• **Input data**:
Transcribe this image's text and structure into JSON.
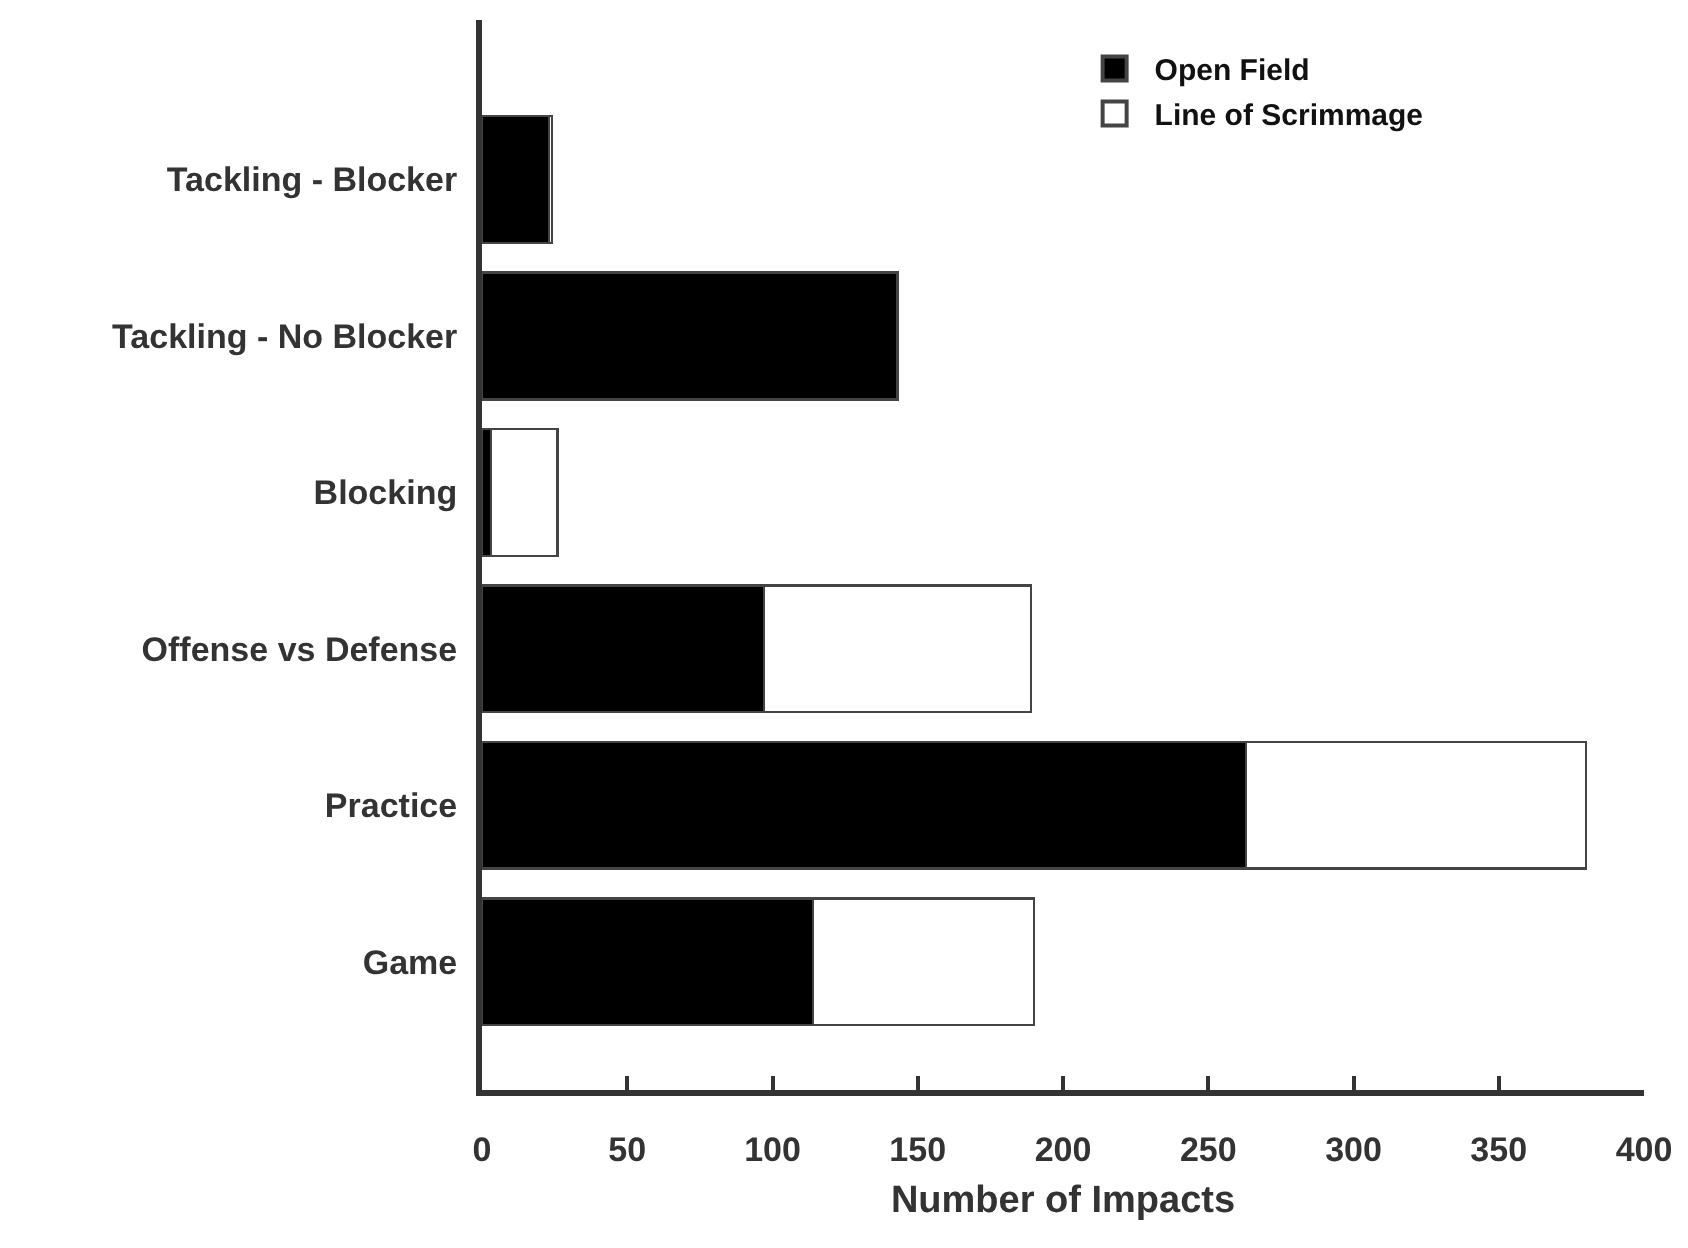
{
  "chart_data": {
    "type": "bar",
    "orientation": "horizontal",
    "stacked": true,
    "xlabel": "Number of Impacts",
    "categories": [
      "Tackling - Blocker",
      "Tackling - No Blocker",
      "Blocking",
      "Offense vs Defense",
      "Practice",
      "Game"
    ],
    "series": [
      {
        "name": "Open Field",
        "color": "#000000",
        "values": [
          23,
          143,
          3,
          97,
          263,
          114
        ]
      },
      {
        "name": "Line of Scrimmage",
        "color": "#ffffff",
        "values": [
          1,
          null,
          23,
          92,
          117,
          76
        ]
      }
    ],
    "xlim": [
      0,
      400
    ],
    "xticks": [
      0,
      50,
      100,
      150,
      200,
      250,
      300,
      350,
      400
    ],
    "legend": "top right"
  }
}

• **Requirement**: Copy out every line from the data above that has "Blocker" in it.

• **Full solution**:
      "Tackling - Blocker",
      "Tackling - No Blocker",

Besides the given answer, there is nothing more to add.